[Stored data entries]

-- -- --

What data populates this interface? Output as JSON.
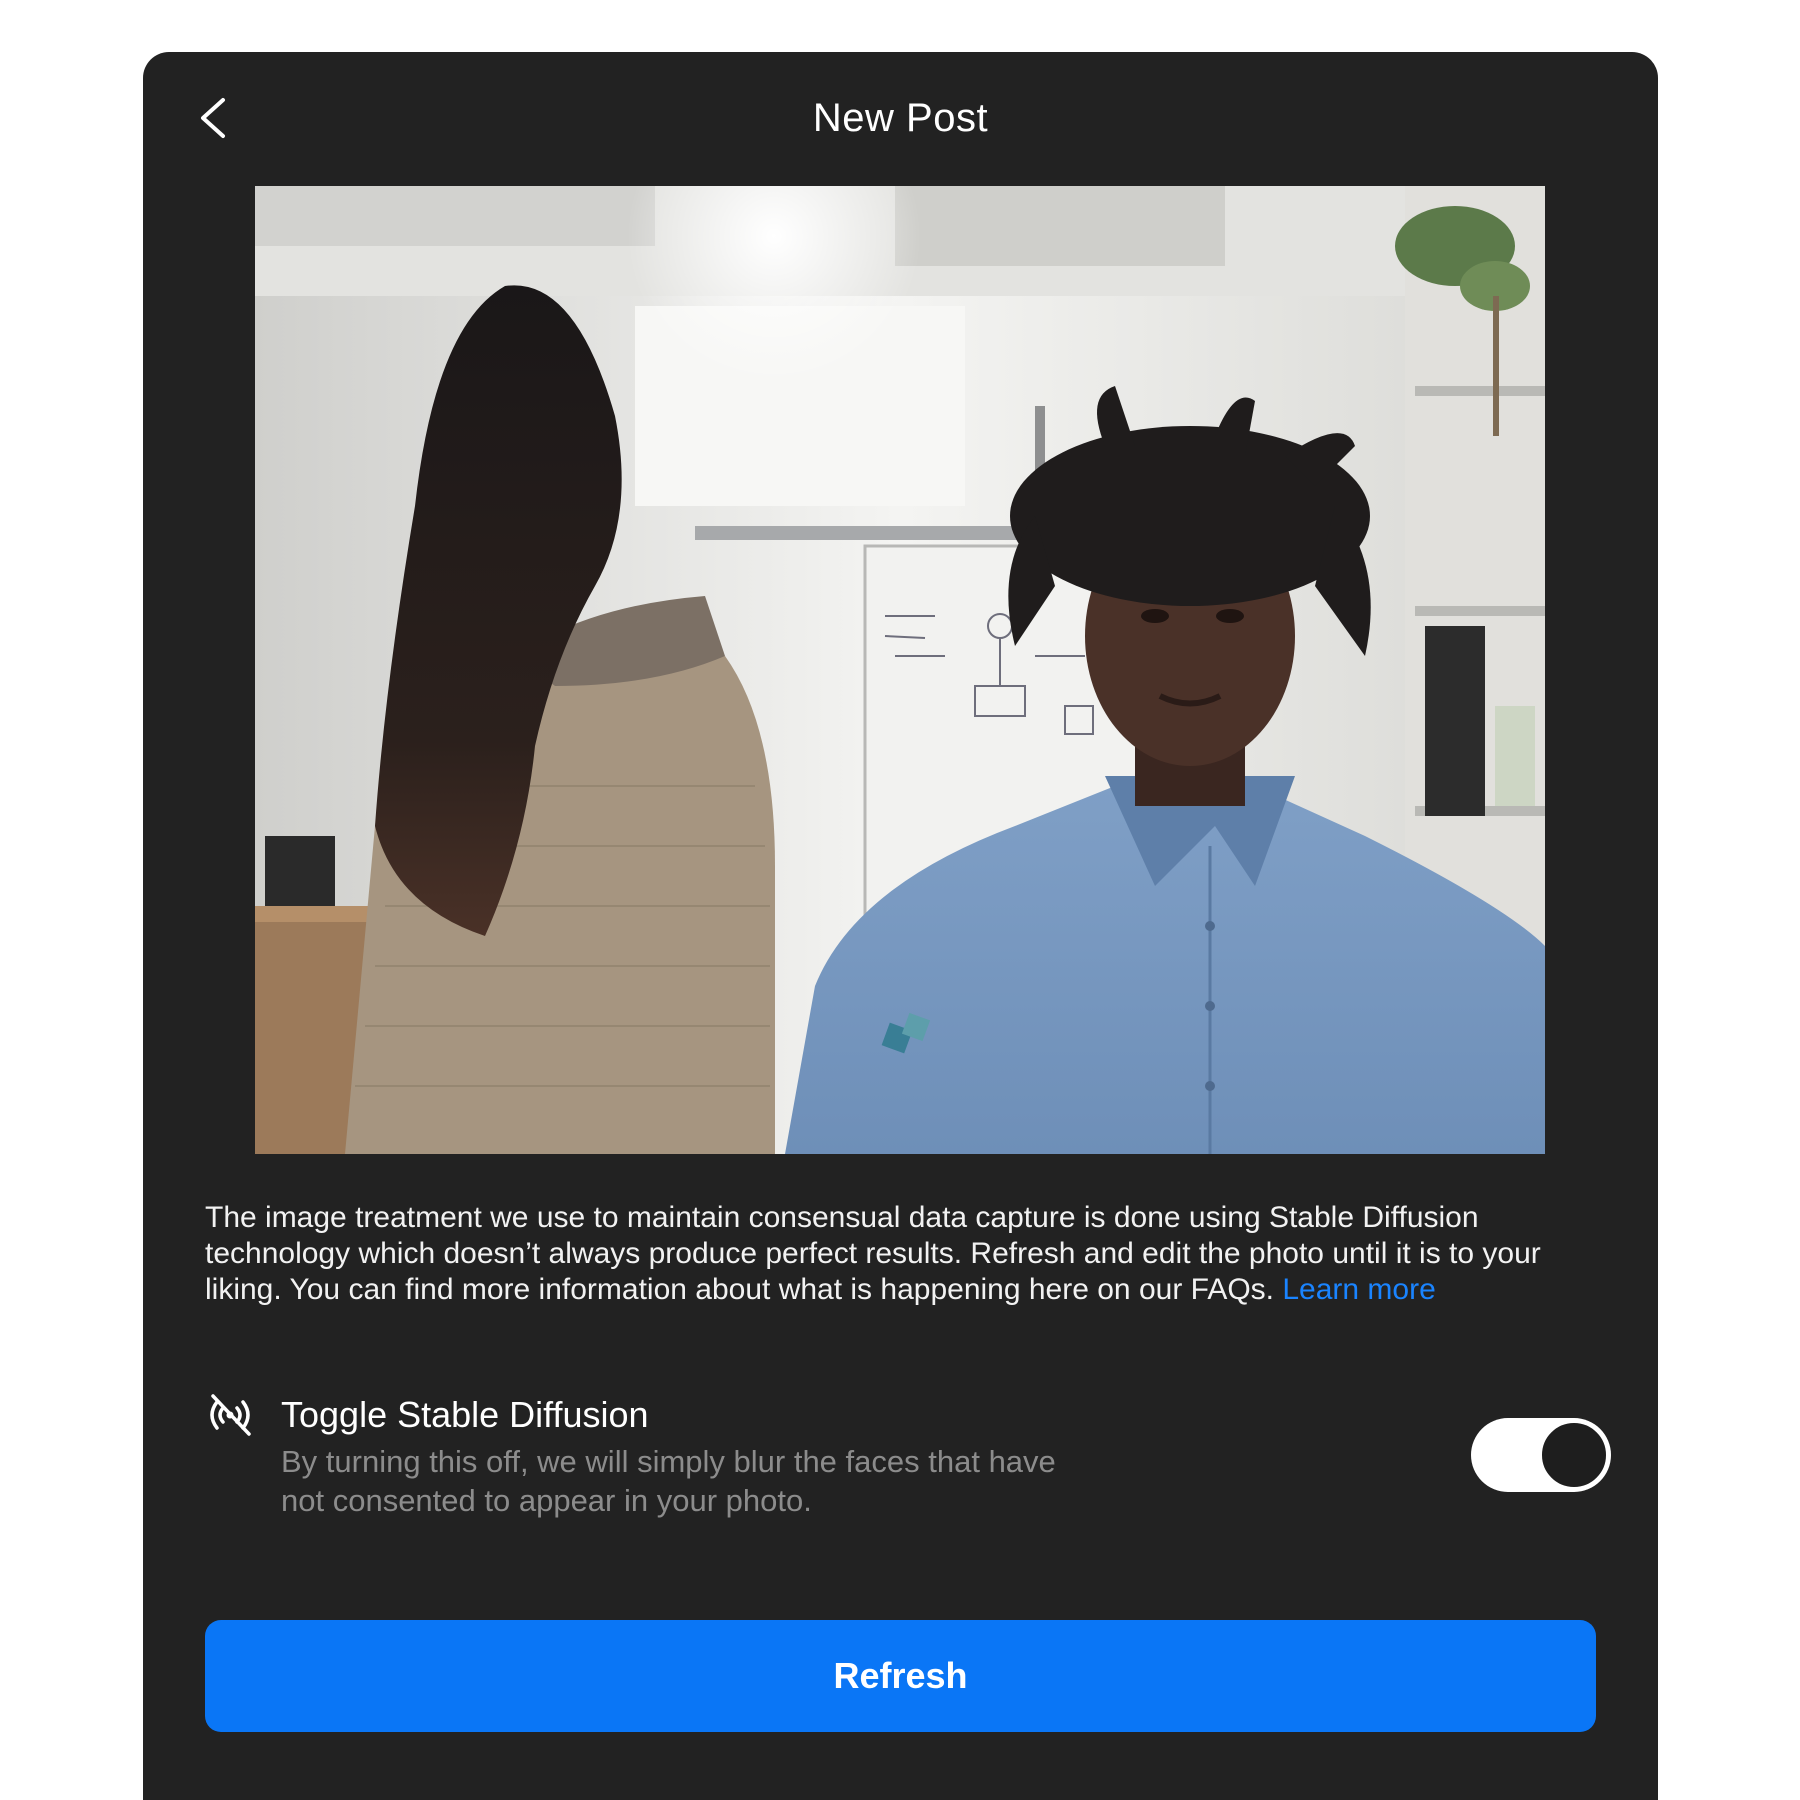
{
  "header": {
    "title": "New Post",
    "back_icon": "chevron-left-icon"
  },
  "photo": {
    "description": "Office photo of two people, one facing away"
  },
  "description": {
    "text": "The image treatment we use to maintain consensual data capture is done using Stable Diffusion technology which doesn’t always produce perfect results. Refresh and edit the photo until it is to your liking. You can find more information about what is happening here on our FAQs. ",
    "link_label": "Learn more",
    "link_color": "#1a84ff"
  },
  "stable_diffusion": {
    "icon": "broadcast-off-icon",
    "title": "Toggle Stable Diffusion",
    "description": "By turning this off, we will simply blur the faces that have not consented to appear in your photo.",
    "enabled": true
  },
  "actions": {
    "refresh_label": "Refresh",
    "refresh_color": "#0a76f6"
  },
  "colors": {
    "panel_background": "#222222",
    "page_background": "#ffffff"
  }
}
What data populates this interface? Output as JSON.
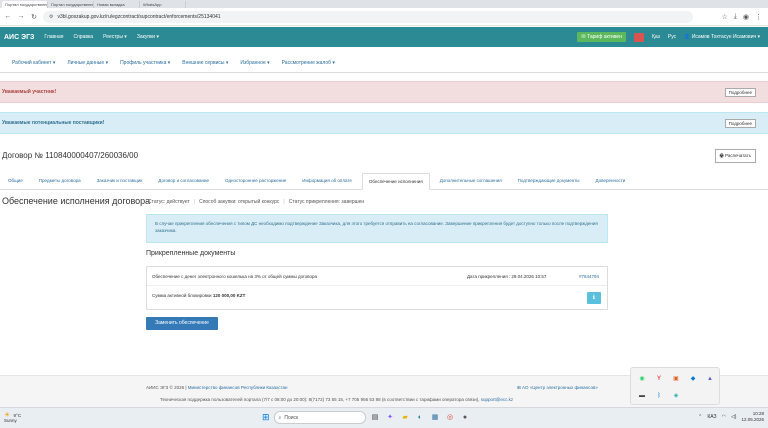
{
  "browser": {
    "tabs": [
      {
        "label": "Портал государственных зак..."
      },
      {
        "label": "Портал государственных зак..."
      },
      {
        "label": "Новая вкладка"
      },
      {
        "label": "WhatsApp"
      }
    ],
    "url": "v3bl.goszakup.gov.kz/ru/egzcontract/supcontract/enforcements/25134041"
  },
  "header": {
    "logo": "АИС ЭГЗ",
    "nav": [
      "Главная",
      "Справка",
      "Реестры ▾",
      "Закупки ▾"
    ],
    "tariff": "Тариф активен",
    "lang": [
      "Қаз",
      "Рус"
    ],
    "user": "Исамов Тохтасун Исамович ▾"
  },
  "submenu": [
    "Рабочий кабинет ▾",
    "Личные данные ▾",
    "Профиль участника ▾",
    "Внешние сервисы ▾",
    "Избранное ▾",
    "Рассмотрение жалоб ▾"
  ],
  "alerts": {
    "danger_text": "Уважаемый участник!",
    "info_text": "Уважаемые потенциальные поставщики!",
    "more_label": "Подробнее"
  },
  "contract": {
    "title": "Договор № 110840000407/260036/00",
    "print_label": "Распечатать"
  },
  "tabs": [
    {
      "label": "Общие",
      "active": false
    },
    {
      "label": "Предметы договора",
      "active": false
    },
    {
      "label": "Заказчик и поставщик",
      "active": false
    },
    {
      "label": "Договор и согласование",
      "active": false
    },
    {
      "label": "Одностороннее расторжение",
      "active": false
    },
    {
      "label": "Информация об оплате",
      "active": false
    },
    {
      "label": "Обеспечение исполнения",
      "active": true
    },
    {
      "label": "Дополнительные соглашения",
      "active": false
    },
    {
      "label": "Подтверждающие документы",
      "active": false
    },
    {
      "label": "Доверенности",
      "active": false
    }
  ],
  "section": {
    "title": "Обеспечение исполнения договора",
    "status": "Статус: действует",
    "method": "Способ закупки: открытый конкурс",
    "attach_status": "Статус прикрепления: завершен"
  },
  "notice": "В случае прикрепления обеспечения с типом ДС необходимо подтверждение Заказчика, для этого требуется отправить на согласование. Завершение прикрепления будет доступно только после подтверждения заказчика.",
  "docs": {
    "title": "Прикрепленные документы",
    "name": "Обеспечение с денег электронного кошелька на 3% от общей суммы договора",
    "date_label": "Дата прикрепления : 29.04.2026 10:57",
    "link": "#7844794",
    "amount_label": "Сумма активной блокировки",
    "amount_value": "120 000,00 KZT"
  },
  "replace_label": "Заменить обеспечение",
  "footer": {
    "copy": "АИИС ЭГЗ © 2026 |",
    "ministry": "Министерство финансов Республики Казахстан",
    "center": "АО «Центр электронных финансов»",
    "support": "Техническая поддержка пользователей портала (7/7 с 08:00 до 20:00): 8(7172) 73 55 15, +7 705 956 53 88 (в соответствии с тарифами оператора связи),",
    "email": "support@ecc.kz"
  },
  "taskbar": {
    "temp": "9°C",
    "weather": "Sunny",
    "search": "Поиск",
    "lang": "КАЗ",
    "time": "10:28",
    "date": "12.05.2026"
  }
}
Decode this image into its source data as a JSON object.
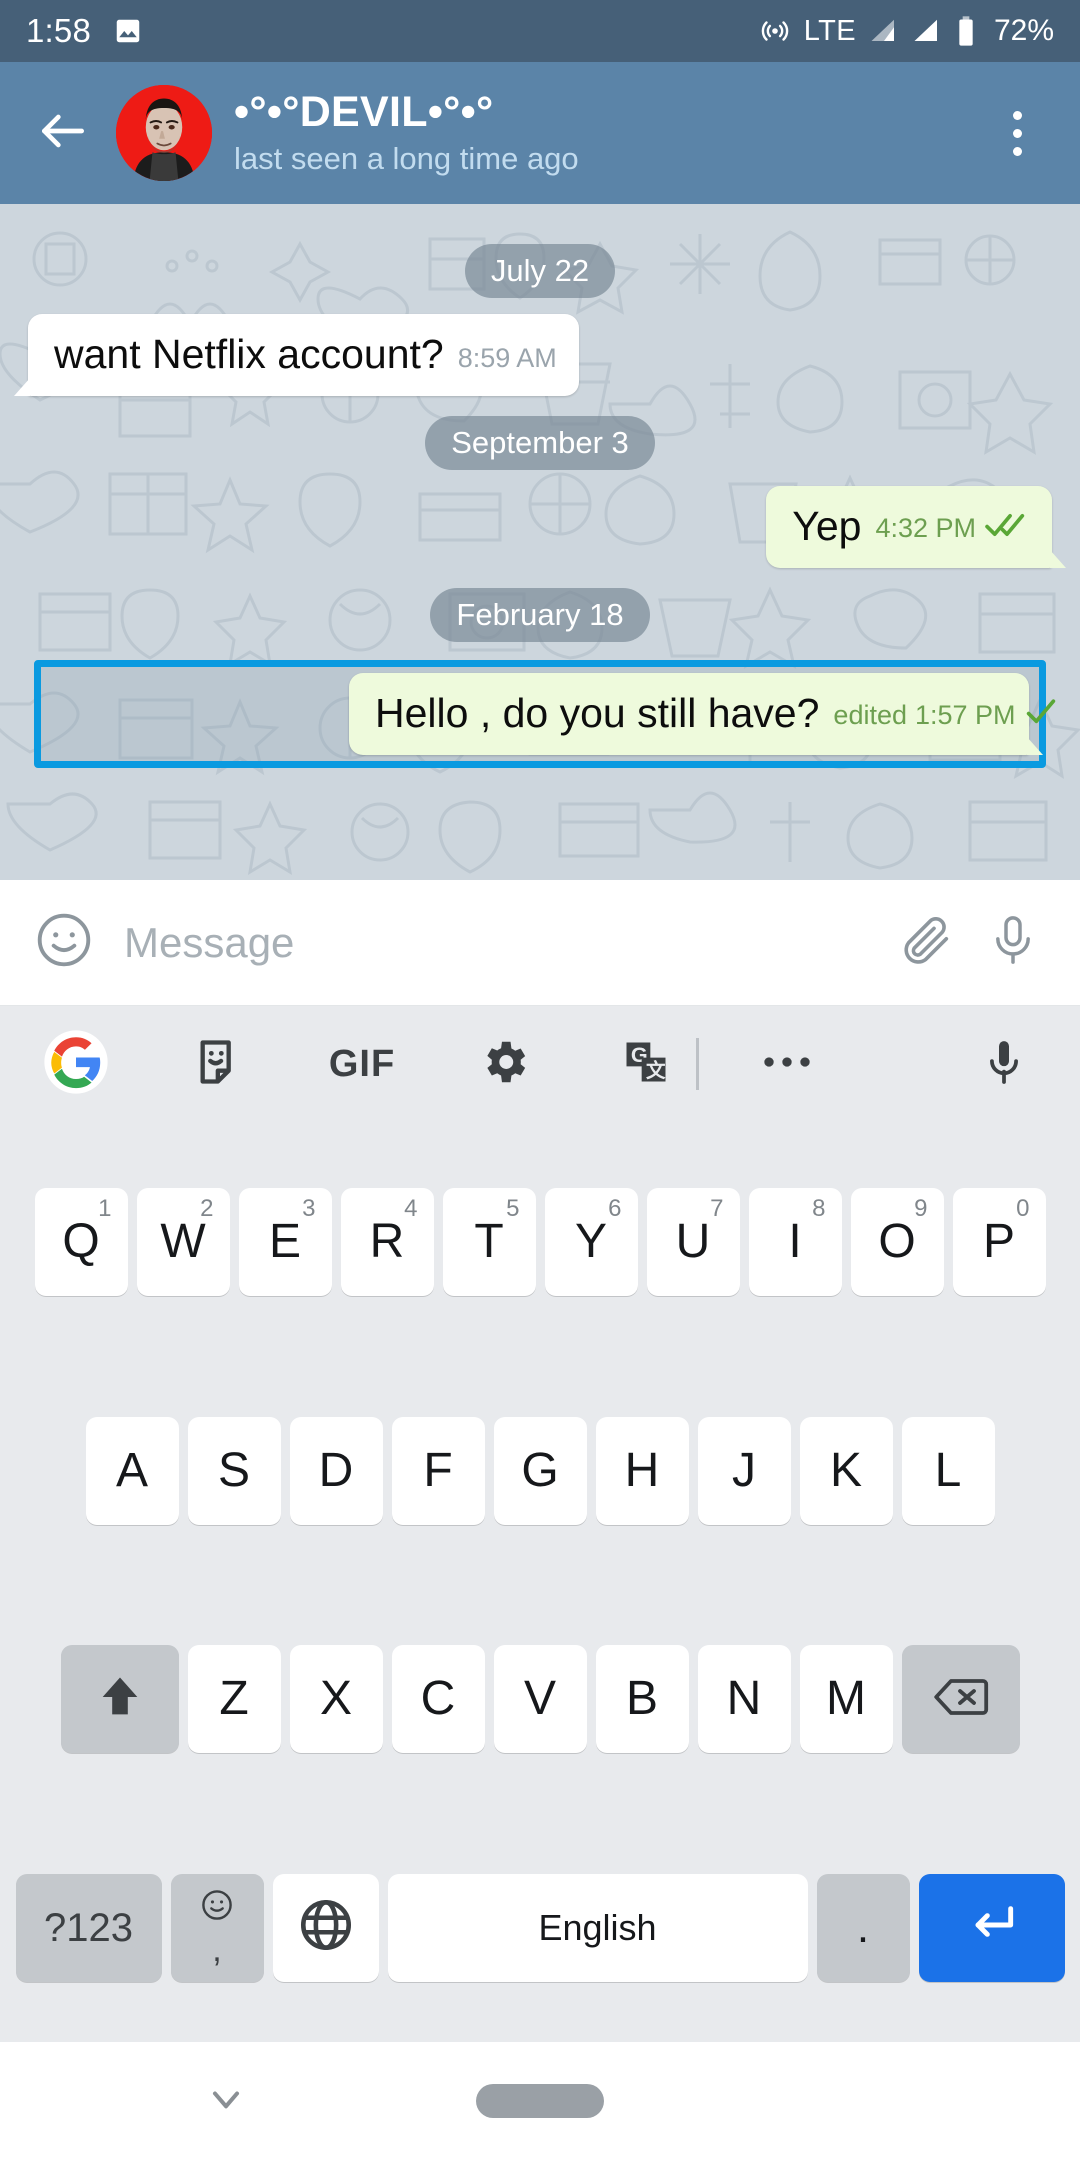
{
  "status_bar": {
    "time": "1:58",
    "left_icons": [
      "image-icon"
    ],
    "network": "LTE",
    "battery_percent": "72%",
    "right_icons": [
      "hotspot-icon",
      "signal-icon-1",
      "signal-icon-2",
      "battery-icon"
    ],
    "bg_color": "#466078"
  },
  "chat_header": {
    "title": "•°•°DEVIL•°•°",
    "subtitle": "last seen a long time ago",
    "back_icon": "back-arrow-icon",
    "menu_icon": "overflow-menu-icon",
    "avatar_alt": "contact-avatar",
    "bg_color": "#5b84a8",
    "subtitle_color": "#c2dcef"
  },
  "conversation": {
    "groups": [
      {
        "date": "July 22",
        "messages": [
          {
            "direction": "incoming",
            "text": "want Netflix account?",
            "time": "8:59 AM",
            "edited": "",
            "status": "none",
            "selected": false
          }
        ]
      },
      {
        "date": "September 3",
        "messages": [
          {
            "direction": "outgoing",
            "text": "Yep",
            "time": "4:32 PM",
            "edited": "",
            "status": "read",
            "selected": false
          }
        ]
      },
      {
        "date": "February 18",
        "messages": [
          {
            "direction": "outgoing",
            "text": "Hello , do you still have?",
            "time": "1:57 PM",
            "edited": "edited",
            "status": "sent",
            "selected": true
          }
        ]
      }
    ],
    "selection_color": "#0a9ae0",
    "outgoing_bubble_color": "#eefadc",
    "incoming_bubble_color": "#ffffff"
  },
  "input_bar": {
    "placeholder": "Message",
    "emoji_icon": "smiley-icon",
    "attach_icon": "paperclip-icon",
    "voice_icon": "microphone-icon"
  },
  "keyboard": {
    "toolbar": [
      "google-logo-icon",
      "sticker-icon",
      "gif-icon",
      "settings-gear-icon",
      "translate-icon",
      "more-options-icon",
      "microphone-icon"
    ],
    "gif_label": "GIF",
    "row1": [
      {
        "key": "Q",
        "num": "1"
      },
      {
        "key": "W",
        "num": "2"
      },
      {
        "key": "E",
        "num": "3"
      },
      {
        "key": "R",
        "num": "4"
      },
      {
        "key": "T",
        "num": "5"
      },
      {
        "key": "Y",
        "num": "6"
      },
      {
        "key": "U",
        "num": "7"
      },
      {
        "key": "I",
        "num": "8"
      },
      {
        "key": "O",
        "num": "9"
      },
      {
        "key": "P",
        "num": "0"
      }
    ],
    "row2": [
      "A",
      "S",
      "D",
      "F",
      "G",
      "H",
      "J",
      "K",
      "L"
    ],
    "row3": [
      "Z",
      "X",
      "C",
      "V",
      "B",
      "N",
      "M"
    ],
    "shift_icon": "shift-up-arrow-icon",
    "backspace_icon": "backspace-icon",
    "numeric_label": "?123",
    "comma_label": ",",
    "emoji_key_icon": "emoji-smiley-icon",
    "globe_icon": "language-globe-icon",
    "space_label": "English",
    "period_label": ".",
    "enter_icon": "enter-return-icon",
    "enter_color": "#1b72e8"
  },
  "nav_bar": {
    "hide_keyboard_icon": "chevron-down-icon",
    "home_pill": "gesture-home-pill"
  }
}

-- -- --

| PROBLEM |
Lines containing "support" are to be counted. State the total and add nothing.

| ANSWER TO THIS EXERCISE |
2